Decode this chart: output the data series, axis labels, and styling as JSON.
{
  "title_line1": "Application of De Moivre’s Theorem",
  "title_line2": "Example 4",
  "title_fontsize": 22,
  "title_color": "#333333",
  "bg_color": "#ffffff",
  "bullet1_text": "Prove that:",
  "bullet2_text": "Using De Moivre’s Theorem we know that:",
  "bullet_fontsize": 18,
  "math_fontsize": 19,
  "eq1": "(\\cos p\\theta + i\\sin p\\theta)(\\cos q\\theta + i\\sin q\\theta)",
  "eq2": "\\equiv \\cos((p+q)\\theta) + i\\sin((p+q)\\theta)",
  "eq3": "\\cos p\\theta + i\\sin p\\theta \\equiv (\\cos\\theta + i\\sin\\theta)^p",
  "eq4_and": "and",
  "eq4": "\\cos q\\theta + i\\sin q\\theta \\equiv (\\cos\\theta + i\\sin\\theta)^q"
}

####

Brief -
Please reproduce all of the entries exactly as they stand.

Written solution -
Decode this chart: output the data series, axis labels, and styling as JSON.
{
  "title_line1": "Application of De Moivre’s Theorem",
  "title_line2": "Example 4",
  "title_fontsize": 22,
  "title_color": "#333333",
  "bg_color": "#ffffff",
  "bullet1_text": "Prove that:",
  "bullet2_text": "Using De Moivre’s Theorem we know that:",
  "bullet_fontsize": 18,
  "math_fontsize": 19,
  "eq1": "(\\cos p\\theta + i\\sin p\\theta)(\\cos q\\theta + i\\sin q\\theta)",
  "eq2": "\\equiv \\cos((p+q)\\theta) + i\\sin((p+q)\\theta)",
  "eq3": "\\cos p\\theta + i\\sin p\\theta \\equiv (\\cos\\theta + i\\sin\\theta)^p",
  "eq4_and": "and",
  "eq4": "\\cos q\\theta + i\\sin q\\theta \\equiv (\\cos\\theta + i\\sin\\theta)^q"
}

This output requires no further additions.